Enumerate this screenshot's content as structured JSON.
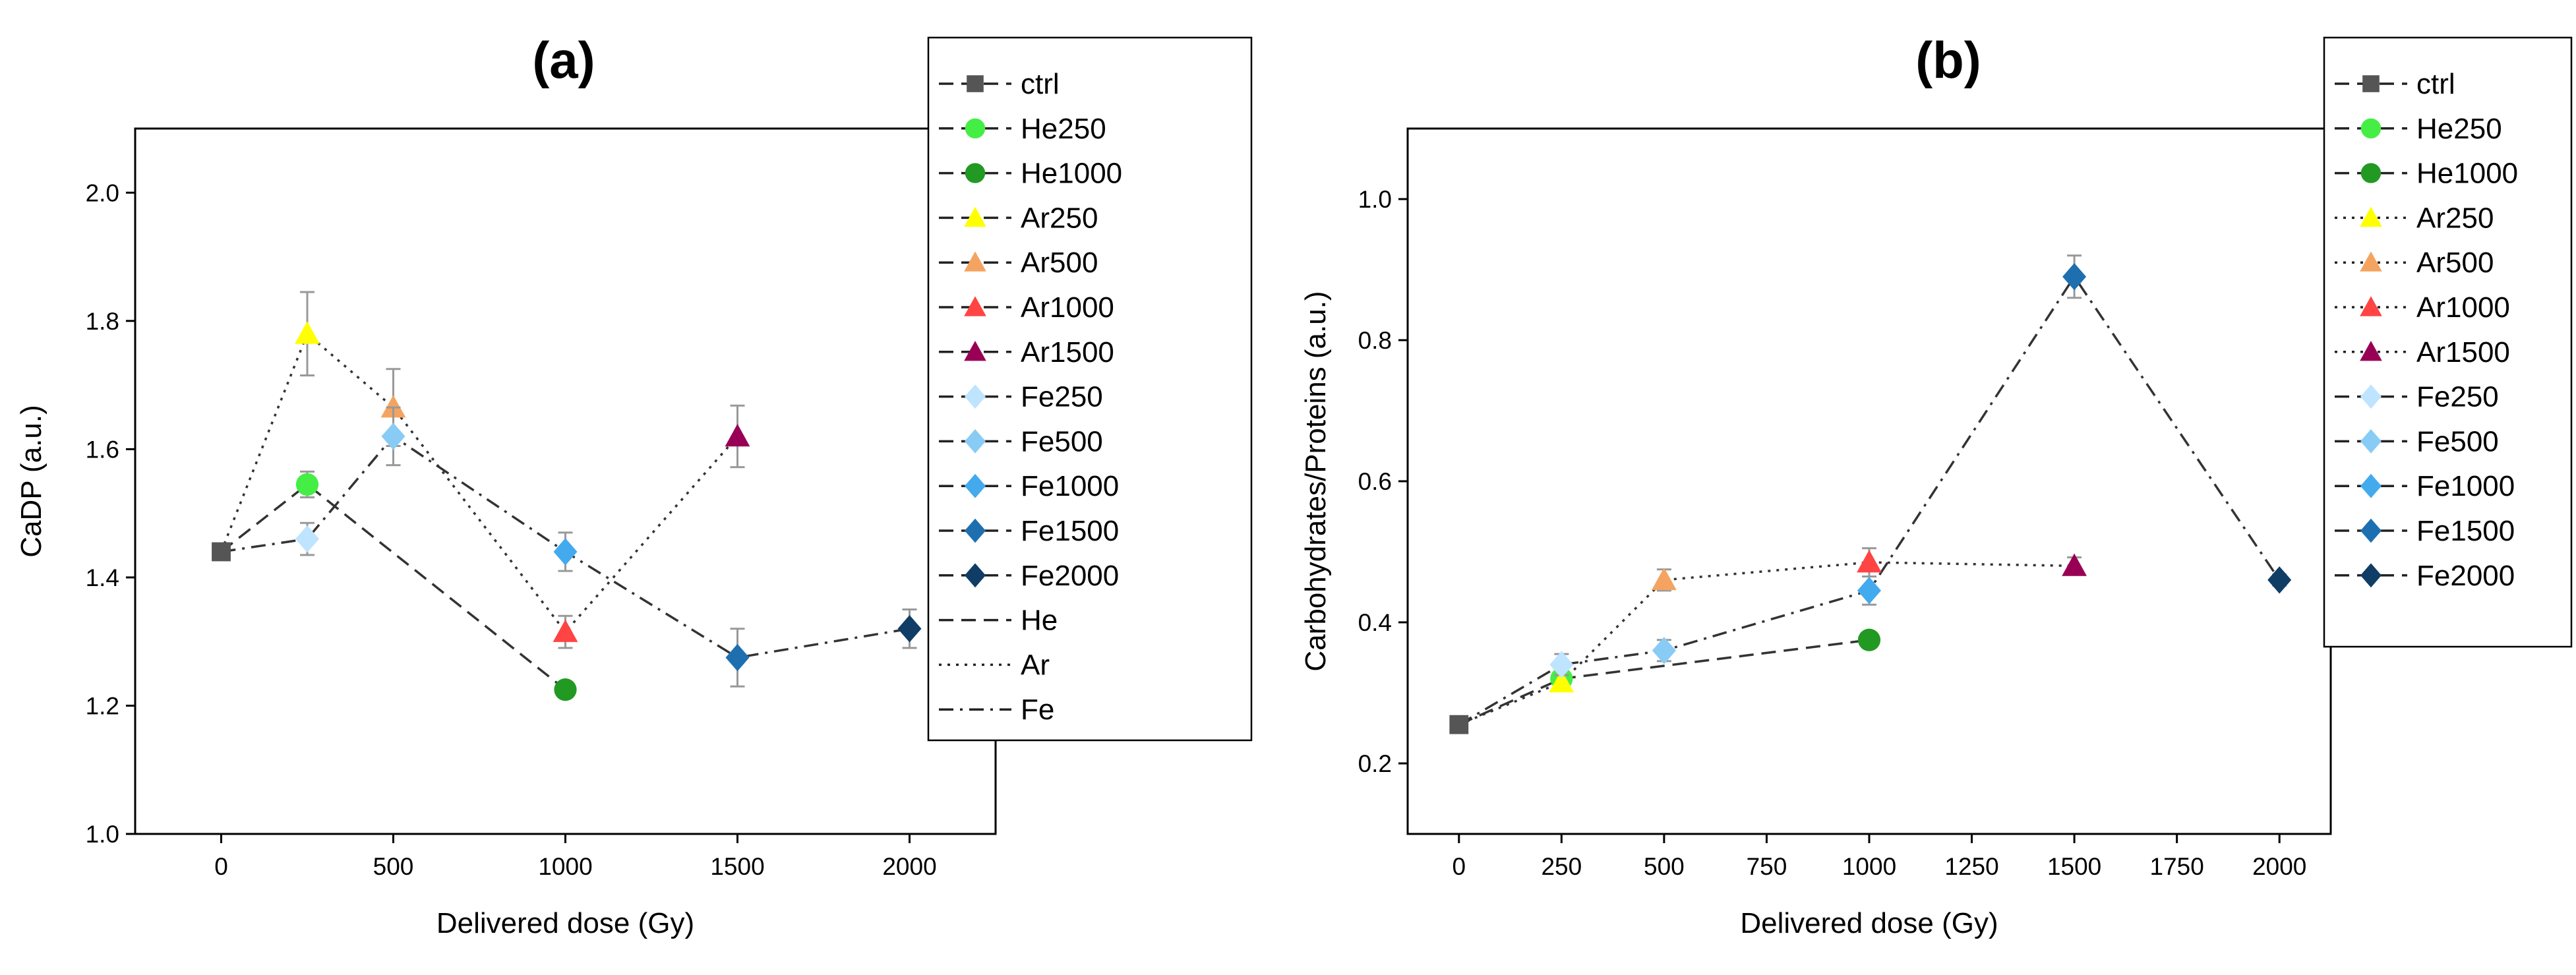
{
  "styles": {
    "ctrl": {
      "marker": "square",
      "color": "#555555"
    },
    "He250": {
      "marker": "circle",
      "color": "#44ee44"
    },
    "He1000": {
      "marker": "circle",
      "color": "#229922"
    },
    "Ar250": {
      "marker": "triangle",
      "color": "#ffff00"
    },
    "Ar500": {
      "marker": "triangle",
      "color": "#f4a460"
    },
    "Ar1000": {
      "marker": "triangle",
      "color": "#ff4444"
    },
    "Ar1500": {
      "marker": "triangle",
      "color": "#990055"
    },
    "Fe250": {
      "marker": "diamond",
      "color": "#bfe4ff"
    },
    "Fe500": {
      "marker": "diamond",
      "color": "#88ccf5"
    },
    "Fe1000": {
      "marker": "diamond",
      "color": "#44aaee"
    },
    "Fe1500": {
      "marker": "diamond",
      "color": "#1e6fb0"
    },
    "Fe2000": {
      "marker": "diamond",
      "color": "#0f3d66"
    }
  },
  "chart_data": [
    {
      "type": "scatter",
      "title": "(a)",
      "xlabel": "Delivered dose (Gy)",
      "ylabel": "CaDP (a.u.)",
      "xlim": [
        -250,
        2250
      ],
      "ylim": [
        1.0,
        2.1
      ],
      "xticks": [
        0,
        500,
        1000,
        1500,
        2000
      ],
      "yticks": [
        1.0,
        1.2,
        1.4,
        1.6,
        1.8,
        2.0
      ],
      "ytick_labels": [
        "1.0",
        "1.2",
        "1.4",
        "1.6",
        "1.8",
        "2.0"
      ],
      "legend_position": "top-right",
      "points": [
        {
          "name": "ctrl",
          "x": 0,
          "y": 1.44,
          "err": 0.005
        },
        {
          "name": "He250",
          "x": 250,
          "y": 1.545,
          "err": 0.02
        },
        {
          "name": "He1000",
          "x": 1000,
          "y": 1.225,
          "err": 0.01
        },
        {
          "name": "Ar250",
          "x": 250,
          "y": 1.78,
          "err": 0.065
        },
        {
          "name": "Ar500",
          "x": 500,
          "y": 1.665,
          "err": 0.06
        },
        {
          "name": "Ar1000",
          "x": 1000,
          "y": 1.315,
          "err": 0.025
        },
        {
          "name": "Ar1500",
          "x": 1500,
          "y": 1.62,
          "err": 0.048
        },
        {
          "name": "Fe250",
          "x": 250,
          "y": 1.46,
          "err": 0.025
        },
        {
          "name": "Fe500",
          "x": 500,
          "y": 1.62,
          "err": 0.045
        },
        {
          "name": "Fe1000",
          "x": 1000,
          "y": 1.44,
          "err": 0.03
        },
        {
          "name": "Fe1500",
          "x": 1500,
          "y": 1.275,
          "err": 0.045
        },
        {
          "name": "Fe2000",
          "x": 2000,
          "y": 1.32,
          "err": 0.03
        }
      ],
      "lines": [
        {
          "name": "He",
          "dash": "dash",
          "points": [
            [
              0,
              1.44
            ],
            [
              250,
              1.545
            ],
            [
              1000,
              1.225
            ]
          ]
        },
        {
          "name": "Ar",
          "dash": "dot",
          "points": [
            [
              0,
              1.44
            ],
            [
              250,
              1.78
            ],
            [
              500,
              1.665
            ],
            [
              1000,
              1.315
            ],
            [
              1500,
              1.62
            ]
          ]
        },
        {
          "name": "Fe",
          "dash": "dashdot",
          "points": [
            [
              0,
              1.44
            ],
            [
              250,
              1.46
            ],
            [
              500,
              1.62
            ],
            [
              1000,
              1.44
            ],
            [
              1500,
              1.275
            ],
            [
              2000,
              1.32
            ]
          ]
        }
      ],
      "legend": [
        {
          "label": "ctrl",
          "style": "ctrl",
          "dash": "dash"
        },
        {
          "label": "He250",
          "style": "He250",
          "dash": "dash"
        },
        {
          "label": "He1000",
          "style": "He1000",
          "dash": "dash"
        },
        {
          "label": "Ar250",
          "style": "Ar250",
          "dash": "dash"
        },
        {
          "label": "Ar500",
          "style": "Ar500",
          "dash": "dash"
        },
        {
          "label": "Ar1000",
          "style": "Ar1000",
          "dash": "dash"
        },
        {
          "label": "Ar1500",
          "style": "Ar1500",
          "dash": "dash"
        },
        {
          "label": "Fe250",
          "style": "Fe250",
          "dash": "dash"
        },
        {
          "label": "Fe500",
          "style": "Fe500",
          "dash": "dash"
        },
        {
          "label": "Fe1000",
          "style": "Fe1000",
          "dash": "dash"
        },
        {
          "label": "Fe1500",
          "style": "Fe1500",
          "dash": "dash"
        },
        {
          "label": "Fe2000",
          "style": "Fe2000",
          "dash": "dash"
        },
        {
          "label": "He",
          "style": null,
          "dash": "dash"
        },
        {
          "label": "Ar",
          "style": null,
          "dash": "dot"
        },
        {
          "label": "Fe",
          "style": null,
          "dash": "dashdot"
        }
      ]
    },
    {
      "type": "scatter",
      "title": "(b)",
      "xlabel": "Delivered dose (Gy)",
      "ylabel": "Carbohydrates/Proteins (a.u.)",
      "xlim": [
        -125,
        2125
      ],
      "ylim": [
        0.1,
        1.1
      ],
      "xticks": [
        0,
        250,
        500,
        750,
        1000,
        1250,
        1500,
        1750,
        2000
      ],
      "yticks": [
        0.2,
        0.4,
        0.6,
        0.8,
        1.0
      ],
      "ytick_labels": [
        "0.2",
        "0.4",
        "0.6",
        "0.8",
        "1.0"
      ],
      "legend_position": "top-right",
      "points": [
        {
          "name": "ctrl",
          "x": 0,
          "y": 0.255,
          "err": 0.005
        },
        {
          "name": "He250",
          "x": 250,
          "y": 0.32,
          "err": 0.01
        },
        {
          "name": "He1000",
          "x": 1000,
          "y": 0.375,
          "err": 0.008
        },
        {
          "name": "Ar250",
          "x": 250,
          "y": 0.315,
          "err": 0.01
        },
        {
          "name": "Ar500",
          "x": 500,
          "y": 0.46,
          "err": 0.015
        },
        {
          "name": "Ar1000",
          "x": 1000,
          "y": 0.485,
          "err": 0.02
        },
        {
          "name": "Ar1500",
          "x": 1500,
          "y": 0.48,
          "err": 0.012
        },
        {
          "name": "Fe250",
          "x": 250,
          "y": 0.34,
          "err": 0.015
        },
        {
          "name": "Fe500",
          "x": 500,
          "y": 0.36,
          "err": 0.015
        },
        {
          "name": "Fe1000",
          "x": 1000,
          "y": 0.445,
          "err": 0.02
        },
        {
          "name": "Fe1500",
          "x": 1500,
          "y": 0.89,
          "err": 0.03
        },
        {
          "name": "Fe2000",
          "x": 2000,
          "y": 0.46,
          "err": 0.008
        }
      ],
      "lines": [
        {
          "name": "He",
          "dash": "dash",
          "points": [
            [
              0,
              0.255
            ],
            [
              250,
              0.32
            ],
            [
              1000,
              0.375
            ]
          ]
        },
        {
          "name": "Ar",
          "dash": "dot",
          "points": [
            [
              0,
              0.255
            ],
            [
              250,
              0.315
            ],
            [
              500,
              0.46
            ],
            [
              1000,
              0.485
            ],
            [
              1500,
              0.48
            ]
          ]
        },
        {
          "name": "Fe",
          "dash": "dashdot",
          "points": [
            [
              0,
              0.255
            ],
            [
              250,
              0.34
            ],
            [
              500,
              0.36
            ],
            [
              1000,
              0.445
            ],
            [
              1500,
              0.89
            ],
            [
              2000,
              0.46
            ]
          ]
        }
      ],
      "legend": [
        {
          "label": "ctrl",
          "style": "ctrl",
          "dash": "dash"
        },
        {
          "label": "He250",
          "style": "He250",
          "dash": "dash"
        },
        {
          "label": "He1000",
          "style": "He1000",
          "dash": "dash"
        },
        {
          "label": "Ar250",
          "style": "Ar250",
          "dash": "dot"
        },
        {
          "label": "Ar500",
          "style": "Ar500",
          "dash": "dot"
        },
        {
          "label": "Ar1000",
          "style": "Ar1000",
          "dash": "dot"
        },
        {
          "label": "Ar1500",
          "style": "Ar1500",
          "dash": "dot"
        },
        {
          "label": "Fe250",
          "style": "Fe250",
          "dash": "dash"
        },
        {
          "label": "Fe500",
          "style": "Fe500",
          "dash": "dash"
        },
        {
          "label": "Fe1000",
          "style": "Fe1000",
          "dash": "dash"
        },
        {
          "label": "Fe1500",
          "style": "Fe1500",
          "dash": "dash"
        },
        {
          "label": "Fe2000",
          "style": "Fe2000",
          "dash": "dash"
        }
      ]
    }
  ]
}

Try it :: Produce the number of lines in the data containing the string "color", with nothing added.

Written answer :: 12